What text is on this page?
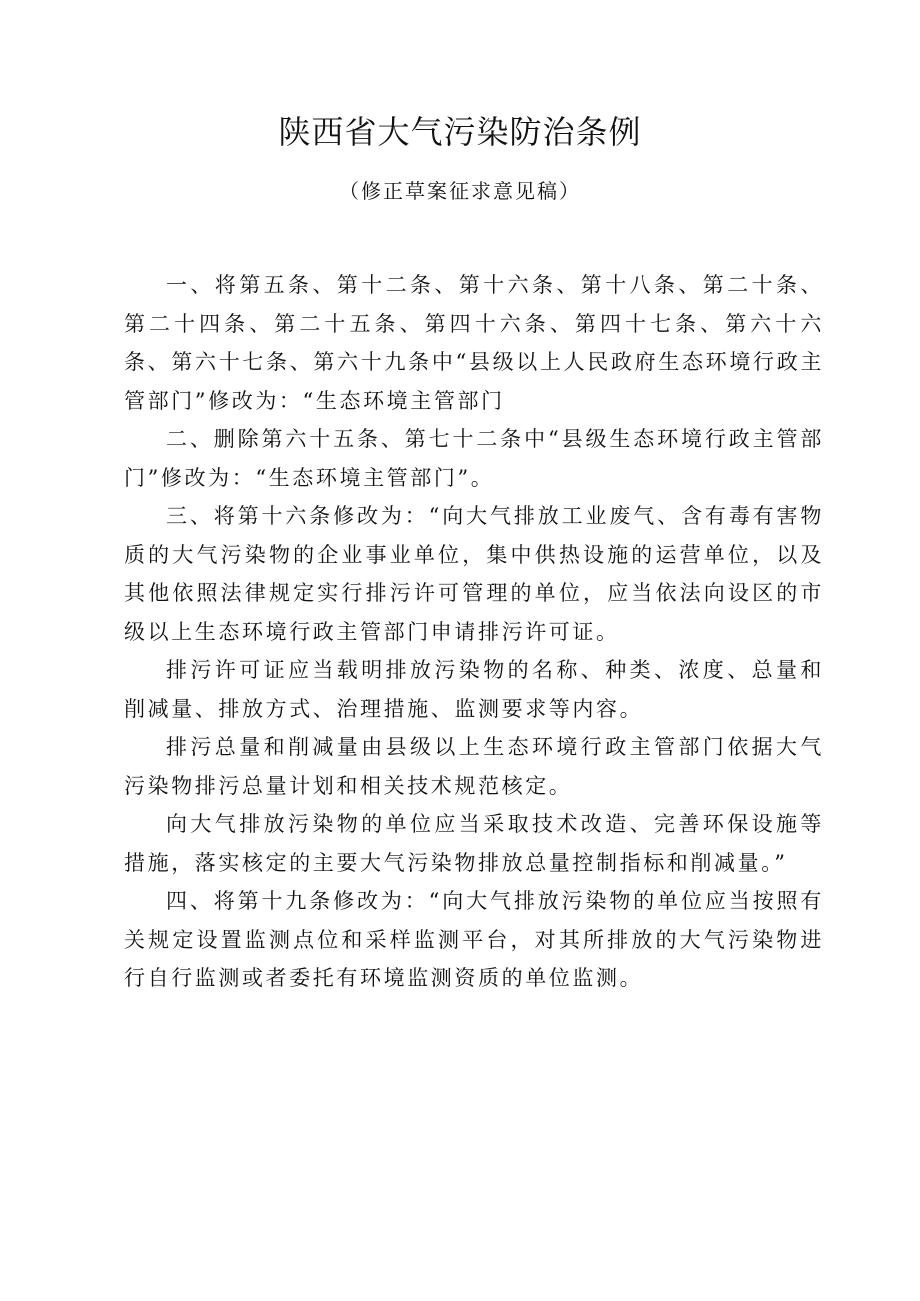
陕西省大气污染防治条例
（修正草案征求意见稿）

一、将第五条、第十二条、第十六条、第十八条、第二十条、第二十四条、第二十五条、第四十六条、第四十七条、第六十六条、第六十七条、第六十九条中“县级以上人民政府生态环境行政主管部门”修改为：“生态环境主管部门

二、删除第六十五条、第七十二条中“县级生态环境行政主管部门”修改为：“生态环境主管部门”。

三、将第十六条修改为：“向大气排放工业废气、含有毒有害物质的大气污染物的企业事业单位，集中供热设施的运营单位，以及其他依照法律规定实行排污许可管理的单位，应当依法向设区的市级以上生态环境行政主管部门申请排污许可证。

排污许可证应当载明排放污染物的名称、种类、浓度、总量和削减量、排放方式、治理措施、监测要求等内容。

排污总量和削减量由县级以上生态环境行政主管部门依据大气污染物排污总量计划和相关技术规范核定。

向大气排放污染物的单位应当采取技术改造、完善环保设施等措施，落实核定的主要大气污染物排放总量控制指标和削减量。”

四、将第十九条修改为：“向大气排放污染物的单位应当按照有关规定设置监测点位和采样监测平台，对其所排放的大气污染物进行自行监测或者委托有环境监测资质的单位监测。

────────

Reproduce the whole listing exactly, but not the images in it.

What text is on this page?
陕西省大气污染防治条例
（修正草案征求意见稿）

一、将第五条、第十二条、第十六条、第十八条、第二十条、第二十四条、第二十五条、第四十六条、第四十七条、第六十六条、第六十七条、第六十九条中“县级以上人民政府生态环境行政主管部门”修改为：“生态环境主管部门

二、删除第六十五条、第七十二条中“县级生态环境行政主管部门”修改为：“生态环境主管部门”。

三、将第十六条修改为：“向大气排放工业废气、含有毒有害物质的大气污染物的企业事业单位，集中供热设施的运营单位，以及其他依照法律规定实行排污许可管理的单位，应当依法向设区的市级以上生态环境行政主管部门申请排污许可证。

排污许可证应当载明排放污染物的名称、种类、浓度、总量和削减量、排放方式、治理措施、监测要求等内容。

排污总量和削减量由县级以上生态环境行政主管部门依据大气污染物排污总量计划和相关技术规范核定。

向大气排放污染物的单位应当采取技术改造、完善环保设施等措施，落实核定的主要大气污染物排放总量控制指标和削减量。”

四、将第十九条修改为：“向大气排放污染物的单位应当按照有关规定设置监测点位和采样监测平台，对其所排放的大气污染物进行自行监测或者委托有环境监测资质的单位监测。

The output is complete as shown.